- **Set exercise**:
Each entry below is to be written out exactly, and the pictures are to be left out.

——

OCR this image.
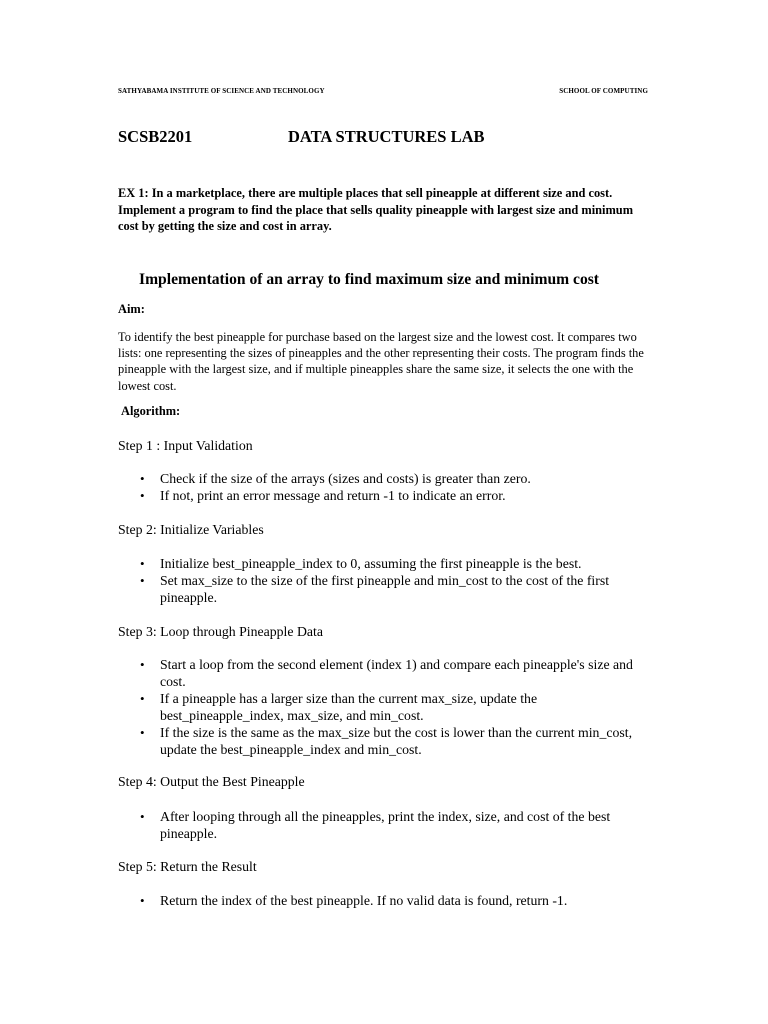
SATHYABAMA INSTITUTE OF SCIENCE AND TECHNOLOGY	SCHOOL OF COMPUTING
SCSB2201	DATA STRUCTURES LAB
EX 1: In a marketplace, there are multiple places that sell pineapple at different size and cost. Implement a program to find the place that sells quality pineapple with largest size and minimum cost by getting the size and cost in array.
Implementation of an array to find maximum size and minimum cost
Aim:
To identify the best pineapple for purchase based on the largest size and the lowest cost. It compares two lists: one representing the sizes of pineapples and the other representing their costs. The program finds the pineapple with the largest size, and if multiple pineapples share the same size, it selects the one with the lowest cost.
Algorithm:
Step 1 : Input Validation
• Check if the size of the arrays (sizes and costs) is greater than zero.
• If not, print an error message and return -1 to indicate an error.
Step 2: Initialize Variables
• Initialize best_pineapple_index to 0, assuming the first pineapple is the best.
• Set max_size to the size of the first pineapple and min_cost to the cost of the first pineapple.
Step 3: Loop through Pineapple Data
• Start a loop from the second element (index 1) and compare each pineapple's size and cost.
• If a pineapple has a larger size than the current max_size, update the best_pineapple_index, max_size, and min_cost.
• If the size is the same as the max_size but the cost is lower than the current min_cost, update the best_pineapple_index and min_cost.
Step 4: Output the Best Pineapple
• After looping through all the pineapples, print the index, size, and cost of the best pineapple.
Step 5: Return the Result
• Return the index of the best pineapple. If no valid data is found, return -1.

——

- **Exercise solution**:
OCR this image.
SATHYABAMA INSTITUTE OF SCIENCE AND TECHNOLOGY	SCHOOL OF COMPUTING
SCSB2201	DATA STRUCTURES LAB
EX 1: In a marketplace, there are multiple places that sell pineapple at different size and cost. Implement a program to find the place that sells quality pineapple with largest size and minimum cost by getting the size and cost in array.
Implementation of an array to find maximum size and minimum cost
Aim:
To identify the best pineapple for purchase based on the largest size and the lowest cost. It compares two lists: one representing the sizes of pineapples and the other representing their costs. The program finds the pineapple with the largest size, and if multiple pineapples share the same size, it selects the one with the lowest cost.
Algorithm:
Step 1 : Input Validation
• Check if the size of the arrays (sizes and costs) is greater than zero.
• If not, print an error message and return -1 to indicate an error.
Step 2: Initialize Variables
• Initialize best_pineapple_index to 0, assuming the first pineapple is the best.
• Set max_size to the size of the first pineapple and min_cost to the cost of the first pineapple.
Step 3: Loop through Pineapple Data
• Start a loop from the second element (index 1) and compare each pineapple's size and cost.
• If a pineapple has a larger size than the current max_size, update the best_pineapple_index, max_size, and min_cost.
• If the size is the same as the max_size but the cost is lower than the current min_cost, update the best_pineapple_index and min_cost.
Step 4: Output the Best Pineapple
• After looping through all the pineapples, print the index, size, and cost of the best pineapple.
Step 5: Return the Result
• Return the index of the best pineapple. If no valid data is found, return -1.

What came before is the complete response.